__Information given__:
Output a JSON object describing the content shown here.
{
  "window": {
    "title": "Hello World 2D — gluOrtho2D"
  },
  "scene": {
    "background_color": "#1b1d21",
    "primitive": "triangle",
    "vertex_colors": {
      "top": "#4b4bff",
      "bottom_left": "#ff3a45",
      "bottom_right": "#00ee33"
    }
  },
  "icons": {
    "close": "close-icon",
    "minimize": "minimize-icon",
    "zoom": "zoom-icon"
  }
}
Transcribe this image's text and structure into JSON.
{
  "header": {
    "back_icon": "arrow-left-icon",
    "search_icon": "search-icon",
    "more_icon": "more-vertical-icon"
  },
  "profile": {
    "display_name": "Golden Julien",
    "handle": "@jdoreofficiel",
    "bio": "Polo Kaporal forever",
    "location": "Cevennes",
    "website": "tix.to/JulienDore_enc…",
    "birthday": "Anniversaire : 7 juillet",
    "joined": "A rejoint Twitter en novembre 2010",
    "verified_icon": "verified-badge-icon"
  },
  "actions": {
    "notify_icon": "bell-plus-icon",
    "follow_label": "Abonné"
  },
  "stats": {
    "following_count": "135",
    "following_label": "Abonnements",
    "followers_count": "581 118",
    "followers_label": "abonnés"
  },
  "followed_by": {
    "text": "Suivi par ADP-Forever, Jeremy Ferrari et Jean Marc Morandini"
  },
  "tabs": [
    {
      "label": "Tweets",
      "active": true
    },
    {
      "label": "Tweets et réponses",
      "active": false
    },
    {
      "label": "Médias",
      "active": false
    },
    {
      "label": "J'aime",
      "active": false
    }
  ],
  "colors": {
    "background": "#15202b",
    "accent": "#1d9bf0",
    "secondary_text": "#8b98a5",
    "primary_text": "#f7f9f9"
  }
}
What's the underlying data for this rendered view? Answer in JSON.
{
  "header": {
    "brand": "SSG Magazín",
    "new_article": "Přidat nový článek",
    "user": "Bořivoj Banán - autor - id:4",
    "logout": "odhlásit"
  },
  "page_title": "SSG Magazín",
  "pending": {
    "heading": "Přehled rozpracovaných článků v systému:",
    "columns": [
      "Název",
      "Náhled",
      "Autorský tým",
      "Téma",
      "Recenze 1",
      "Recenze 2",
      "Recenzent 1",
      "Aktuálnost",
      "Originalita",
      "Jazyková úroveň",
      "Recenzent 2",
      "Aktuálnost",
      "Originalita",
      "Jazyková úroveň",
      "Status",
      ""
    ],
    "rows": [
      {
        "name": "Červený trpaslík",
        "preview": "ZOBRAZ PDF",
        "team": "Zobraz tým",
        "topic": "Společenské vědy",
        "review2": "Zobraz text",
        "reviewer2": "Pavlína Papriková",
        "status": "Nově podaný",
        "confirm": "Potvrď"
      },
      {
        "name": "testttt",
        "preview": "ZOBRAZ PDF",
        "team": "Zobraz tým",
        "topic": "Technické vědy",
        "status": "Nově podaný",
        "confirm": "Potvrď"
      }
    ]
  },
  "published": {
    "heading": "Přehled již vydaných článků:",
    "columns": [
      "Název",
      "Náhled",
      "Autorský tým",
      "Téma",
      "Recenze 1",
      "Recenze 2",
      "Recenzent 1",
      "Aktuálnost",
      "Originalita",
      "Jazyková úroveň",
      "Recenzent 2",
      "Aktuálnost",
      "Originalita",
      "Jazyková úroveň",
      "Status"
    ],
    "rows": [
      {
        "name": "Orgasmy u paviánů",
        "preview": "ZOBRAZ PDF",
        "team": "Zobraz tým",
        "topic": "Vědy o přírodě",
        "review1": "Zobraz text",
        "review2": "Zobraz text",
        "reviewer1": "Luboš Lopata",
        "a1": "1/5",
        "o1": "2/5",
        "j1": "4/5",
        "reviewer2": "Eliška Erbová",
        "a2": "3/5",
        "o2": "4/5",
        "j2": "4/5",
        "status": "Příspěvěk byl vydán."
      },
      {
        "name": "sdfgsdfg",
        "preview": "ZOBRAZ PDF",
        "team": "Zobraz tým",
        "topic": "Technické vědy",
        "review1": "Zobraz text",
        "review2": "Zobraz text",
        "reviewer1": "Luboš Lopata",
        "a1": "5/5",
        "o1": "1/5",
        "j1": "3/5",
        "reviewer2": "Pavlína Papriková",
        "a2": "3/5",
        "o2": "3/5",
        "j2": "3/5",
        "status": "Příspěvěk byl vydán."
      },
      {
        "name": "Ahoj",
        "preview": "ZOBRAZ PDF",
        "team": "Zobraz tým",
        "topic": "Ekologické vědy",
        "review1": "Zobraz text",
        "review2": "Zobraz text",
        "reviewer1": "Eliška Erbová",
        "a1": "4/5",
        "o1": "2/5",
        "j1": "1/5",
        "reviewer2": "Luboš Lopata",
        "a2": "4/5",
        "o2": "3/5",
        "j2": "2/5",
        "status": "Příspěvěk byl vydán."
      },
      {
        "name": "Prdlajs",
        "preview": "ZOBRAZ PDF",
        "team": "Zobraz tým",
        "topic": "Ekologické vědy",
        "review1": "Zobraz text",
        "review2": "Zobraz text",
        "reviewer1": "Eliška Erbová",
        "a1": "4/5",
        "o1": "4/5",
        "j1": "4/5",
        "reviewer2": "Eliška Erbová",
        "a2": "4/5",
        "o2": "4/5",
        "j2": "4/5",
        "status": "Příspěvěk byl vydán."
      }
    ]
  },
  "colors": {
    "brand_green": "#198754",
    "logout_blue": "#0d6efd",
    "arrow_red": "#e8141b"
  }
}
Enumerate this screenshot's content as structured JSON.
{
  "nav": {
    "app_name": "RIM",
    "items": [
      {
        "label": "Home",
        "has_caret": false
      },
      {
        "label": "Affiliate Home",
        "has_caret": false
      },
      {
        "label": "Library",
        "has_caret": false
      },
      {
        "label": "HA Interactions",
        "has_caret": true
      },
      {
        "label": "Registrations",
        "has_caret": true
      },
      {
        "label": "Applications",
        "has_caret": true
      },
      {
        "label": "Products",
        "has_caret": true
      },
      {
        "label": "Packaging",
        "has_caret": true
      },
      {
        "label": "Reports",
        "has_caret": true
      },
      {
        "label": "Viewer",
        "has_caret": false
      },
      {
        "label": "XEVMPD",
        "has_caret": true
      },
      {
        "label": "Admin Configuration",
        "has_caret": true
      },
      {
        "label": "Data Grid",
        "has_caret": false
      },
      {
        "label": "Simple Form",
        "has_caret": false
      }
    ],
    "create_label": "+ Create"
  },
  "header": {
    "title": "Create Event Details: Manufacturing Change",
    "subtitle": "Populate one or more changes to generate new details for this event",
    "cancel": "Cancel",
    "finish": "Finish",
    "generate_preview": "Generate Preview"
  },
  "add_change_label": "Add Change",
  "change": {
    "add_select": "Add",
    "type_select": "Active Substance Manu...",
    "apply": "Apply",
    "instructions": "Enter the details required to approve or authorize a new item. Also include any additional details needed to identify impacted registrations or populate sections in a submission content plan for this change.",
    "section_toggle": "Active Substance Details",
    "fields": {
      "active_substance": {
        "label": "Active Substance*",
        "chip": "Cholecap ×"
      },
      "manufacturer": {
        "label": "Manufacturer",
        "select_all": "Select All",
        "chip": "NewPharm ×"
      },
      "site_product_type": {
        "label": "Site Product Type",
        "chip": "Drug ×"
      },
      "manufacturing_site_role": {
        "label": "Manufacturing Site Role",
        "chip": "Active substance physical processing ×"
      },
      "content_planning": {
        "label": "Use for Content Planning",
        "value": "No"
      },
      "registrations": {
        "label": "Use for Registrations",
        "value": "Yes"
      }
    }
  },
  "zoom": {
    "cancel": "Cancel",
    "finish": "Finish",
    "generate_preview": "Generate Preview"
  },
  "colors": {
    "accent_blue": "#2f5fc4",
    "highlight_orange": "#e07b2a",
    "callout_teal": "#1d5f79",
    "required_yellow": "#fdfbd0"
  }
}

__What you have to do__:
Check each line above for the string "Přehled" and show the ones that have it.

__Complete response__:
    "heading": "Přehled rozpracovaných článků v systému:",
    "heading": "Přehled již vydaných článků:",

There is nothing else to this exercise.